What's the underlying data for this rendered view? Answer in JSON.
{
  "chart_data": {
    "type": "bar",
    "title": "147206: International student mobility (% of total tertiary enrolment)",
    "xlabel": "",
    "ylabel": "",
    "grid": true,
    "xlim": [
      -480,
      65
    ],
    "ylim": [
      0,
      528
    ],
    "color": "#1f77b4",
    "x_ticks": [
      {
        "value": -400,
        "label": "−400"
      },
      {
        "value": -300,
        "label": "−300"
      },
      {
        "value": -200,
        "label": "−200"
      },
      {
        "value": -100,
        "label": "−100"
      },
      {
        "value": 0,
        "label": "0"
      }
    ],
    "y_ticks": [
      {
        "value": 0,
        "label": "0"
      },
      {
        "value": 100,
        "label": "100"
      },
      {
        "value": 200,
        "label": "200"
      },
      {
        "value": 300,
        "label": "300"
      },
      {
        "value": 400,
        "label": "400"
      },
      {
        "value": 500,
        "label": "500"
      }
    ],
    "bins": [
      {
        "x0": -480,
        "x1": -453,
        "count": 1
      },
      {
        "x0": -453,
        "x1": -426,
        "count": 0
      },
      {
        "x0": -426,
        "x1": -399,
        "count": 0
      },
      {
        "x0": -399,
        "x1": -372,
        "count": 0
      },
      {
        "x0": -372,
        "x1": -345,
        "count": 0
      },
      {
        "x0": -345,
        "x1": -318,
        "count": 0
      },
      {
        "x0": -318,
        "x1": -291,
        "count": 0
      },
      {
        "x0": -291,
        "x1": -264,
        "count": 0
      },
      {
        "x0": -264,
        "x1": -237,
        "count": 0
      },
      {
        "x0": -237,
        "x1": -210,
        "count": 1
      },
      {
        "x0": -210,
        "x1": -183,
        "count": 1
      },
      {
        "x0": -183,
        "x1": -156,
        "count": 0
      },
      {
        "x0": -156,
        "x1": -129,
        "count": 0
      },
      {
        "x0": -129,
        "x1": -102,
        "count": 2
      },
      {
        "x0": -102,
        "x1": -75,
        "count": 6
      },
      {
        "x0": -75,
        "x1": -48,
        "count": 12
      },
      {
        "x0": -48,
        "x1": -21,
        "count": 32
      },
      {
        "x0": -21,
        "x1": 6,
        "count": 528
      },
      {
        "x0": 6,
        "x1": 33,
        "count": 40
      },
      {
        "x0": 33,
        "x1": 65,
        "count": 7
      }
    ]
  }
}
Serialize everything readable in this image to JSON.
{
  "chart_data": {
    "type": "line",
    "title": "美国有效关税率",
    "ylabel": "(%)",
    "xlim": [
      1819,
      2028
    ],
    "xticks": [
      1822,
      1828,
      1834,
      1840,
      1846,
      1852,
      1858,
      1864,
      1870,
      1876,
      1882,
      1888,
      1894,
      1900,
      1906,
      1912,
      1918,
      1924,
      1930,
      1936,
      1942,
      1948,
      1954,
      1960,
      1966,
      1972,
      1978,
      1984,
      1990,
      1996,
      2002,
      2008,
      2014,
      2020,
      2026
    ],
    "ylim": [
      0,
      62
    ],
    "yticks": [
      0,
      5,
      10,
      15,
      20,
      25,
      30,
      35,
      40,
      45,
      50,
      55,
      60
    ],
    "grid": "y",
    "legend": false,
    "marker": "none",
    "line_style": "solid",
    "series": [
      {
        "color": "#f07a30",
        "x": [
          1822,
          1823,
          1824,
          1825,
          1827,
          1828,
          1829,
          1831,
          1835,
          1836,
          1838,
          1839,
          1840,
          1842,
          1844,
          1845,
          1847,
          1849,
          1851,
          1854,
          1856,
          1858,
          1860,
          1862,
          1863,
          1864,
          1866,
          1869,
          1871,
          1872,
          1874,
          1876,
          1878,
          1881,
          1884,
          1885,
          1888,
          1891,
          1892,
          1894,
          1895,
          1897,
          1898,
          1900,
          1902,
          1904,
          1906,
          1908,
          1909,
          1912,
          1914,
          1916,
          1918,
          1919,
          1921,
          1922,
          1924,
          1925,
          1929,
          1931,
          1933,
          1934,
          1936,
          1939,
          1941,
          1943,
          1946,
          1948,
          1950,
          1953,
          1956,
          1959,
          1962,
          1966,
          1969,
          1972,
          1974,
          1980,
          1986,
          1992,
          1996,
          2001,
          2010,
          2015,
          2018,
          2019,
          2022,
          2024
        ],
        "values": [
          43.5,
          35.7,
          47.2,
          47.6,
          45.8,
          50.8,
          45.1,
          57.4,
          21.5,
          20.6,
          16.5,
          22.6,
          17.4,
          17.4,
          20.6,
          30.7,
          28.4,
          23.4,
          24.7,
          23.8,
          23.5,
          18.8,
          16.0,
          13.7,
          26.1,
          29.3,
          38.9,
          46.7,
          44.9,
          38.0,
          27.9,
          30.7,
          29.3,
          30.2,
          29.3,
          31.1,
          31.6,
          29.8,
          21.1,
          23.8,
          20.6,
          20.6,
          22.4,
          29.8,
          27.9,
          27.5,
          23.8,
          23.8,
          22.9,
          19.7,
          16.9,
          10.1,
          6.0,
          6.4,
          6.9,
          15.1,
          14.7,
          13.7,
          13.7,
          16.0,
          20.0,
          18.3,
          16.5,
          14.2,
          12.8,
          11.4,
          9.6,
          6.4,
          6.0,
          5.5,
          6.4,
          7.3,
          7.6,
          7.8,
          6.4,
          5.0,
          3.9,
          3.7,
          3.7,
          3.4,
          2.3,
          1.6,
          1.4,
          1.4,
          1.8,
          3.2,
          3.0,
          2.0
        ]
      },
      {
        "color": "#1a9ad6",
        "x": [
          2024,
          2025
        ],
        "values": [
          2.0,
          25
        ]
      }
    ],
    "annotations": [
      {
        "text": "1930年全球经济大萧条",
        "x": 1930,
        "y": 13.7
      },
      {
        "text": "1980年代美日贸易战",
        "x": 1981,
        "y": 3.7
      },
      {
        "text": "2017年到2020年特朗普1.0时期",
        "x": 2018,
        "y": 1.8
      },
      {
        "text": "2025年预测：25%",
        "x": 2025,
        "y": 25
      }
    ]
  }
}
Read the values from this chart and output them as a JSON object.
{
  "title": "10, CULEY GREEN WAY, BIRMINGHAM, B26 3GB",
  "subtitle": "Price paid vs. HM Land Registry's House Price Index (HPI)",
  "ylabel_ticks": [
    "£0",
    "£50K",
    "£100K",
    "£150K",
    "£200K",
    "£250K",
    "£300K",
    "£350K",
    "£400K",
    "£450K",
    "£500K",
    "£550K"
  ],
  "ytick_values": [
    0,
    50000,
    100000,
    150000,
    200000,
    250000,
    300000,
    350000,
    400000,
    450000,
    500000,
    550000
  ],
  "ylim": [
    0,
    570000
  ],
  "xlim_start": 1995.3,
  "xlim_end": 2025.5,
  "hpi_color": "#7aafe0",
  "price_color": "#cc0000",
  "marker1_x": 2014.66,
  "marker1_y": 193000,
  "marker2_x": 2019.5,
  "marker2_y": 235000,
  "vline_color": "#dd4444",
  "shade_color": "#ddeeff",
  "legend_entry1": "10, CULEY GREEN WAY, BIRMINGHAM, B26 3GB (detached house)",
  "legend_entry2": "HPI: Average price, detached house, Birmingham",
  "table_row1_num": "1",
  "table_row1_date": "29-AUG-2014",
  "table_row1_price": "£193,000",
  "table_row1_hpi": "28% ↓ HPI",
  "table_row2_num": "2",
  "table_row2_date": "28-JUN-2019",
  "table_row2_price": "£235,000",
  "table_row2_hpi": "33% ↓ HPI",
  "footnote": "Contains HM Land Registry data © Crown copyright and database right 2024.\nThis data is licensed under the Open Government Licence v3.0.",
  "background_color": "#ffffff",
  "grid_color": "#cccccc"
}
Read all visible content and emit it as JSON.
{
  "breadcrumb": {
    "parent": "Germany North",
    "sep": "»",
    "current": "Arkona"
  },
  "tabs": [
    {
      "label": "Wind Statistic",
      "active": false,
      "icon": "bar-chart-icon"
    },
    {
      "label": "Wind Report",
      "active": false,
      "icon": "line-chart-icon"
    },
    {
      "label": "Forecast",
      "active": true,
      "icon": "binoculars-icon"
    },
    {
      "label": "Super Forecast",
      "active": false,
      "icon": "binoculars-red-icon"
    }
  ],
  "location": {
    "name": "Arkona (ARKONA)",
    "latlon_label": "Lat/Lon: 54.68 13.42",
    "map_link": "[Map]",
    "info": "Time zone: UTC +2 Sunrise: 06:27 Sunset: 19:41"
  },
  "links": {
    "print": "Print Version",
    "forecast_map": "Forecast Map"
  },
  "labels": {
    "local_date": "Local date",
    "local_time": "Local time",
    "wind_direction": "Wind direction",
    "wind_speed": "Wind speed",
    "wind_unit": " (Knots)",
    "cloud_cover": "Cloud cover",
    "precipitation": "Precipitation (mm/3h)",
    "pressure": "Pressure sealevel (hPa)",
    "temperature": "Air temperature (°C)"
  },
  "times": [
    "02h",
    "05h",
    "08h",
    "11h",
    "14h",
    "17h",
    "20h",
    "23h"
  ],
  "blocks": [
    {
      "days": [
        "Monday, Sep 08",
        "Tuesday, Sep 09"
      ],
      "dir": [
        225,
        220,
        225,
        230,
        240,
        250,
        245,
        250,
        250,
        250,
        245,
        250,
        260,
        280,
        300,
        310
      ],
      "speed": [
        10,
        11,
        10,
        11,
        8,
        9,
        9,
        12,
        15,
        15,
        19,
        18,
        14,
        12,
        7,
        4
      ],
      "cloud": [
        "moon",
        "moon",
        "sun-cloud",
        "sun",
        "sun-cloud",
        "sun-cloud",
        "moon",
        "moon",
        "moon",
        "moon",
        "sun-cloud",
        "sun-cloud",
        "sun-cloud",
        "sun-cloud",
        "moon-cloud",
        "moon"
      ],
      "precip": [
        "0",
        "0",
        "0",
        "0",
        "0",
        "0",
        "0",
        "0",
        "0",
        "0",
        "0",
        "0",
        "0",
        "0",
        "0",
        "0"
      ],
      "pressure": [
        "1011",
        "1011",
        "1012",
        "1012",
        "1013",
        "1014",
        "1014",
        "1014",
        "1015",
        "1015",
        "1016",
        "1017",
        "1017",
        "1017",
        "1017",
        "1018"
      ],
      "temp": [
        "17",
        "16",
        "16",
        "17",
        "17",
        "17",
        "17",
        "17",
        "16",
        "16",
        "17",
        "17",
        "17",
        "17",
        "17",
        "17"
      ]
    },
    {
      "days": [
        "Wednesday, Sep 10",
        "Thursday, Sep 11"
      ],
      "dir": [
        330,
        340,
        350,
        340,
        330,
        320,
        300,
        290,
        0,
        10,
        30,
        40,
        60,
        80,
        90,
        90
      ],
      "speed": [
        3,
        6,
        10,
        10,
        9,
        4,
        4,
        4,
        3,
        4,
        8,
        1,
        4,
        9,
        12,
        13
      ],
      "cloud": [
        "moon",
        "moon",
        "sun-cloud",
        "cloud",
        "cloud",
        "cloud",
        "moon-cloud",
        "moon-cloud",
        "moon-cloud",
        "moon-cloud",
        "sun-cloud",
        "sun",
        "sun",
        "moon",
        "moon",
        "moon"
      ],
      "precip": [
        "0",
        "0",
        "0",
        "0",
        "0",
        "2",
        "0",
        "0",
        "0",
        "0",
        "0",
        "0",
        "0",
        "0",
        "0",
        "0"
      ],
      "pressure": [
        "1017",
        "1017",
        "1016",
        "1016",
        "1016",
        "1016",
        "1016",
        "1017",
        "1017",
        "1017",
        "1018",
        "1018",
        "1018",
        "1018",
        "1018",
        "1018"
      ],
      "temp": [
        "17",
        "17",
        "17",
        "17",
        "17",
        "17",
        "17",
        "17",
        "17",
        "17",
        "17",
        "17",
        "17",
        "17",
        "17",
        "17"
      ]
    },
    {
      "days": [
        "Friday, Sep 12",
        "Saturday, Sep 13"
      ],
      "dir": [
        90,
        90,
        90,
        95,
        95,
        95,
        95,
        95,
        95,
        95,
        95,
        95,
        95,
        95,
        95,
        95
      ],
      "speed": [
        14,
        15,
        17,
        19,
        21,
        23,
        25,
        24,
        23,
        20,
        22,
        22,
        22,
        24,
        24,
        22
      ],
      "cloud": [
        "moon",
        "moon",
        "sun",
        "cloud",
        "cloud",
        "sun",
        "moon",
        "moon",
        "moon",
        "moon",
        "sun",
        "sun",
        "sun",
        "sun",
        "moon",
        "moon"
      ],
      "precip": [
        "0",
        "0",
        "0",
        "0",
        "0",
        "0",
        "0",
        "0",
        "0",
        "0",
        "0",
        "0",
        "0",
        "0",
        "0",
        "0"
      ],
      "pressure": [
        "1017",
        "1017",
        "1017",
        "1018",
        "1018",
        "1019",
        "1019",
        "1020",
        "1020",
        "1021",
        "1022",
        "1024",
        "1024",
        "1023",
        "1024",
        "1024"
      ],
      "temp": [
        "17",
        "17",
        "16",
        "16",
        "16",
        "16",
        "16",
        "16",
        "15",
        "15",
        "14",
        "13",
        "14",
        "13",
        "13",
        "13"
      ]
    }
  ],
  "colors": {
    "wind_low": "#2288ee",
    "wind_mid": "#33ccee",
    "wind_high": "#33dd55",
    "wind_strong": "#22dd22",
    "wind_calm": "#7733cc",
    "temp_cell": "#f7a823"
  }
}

What is needed >> Return all lines containing the word "icon".

Answer >>
      "icon": "bar-chart-icon"
      "icon": "line-chart-icon"
      "icon": "binoculars-icon"
      "icon": "binoculars-red-icon"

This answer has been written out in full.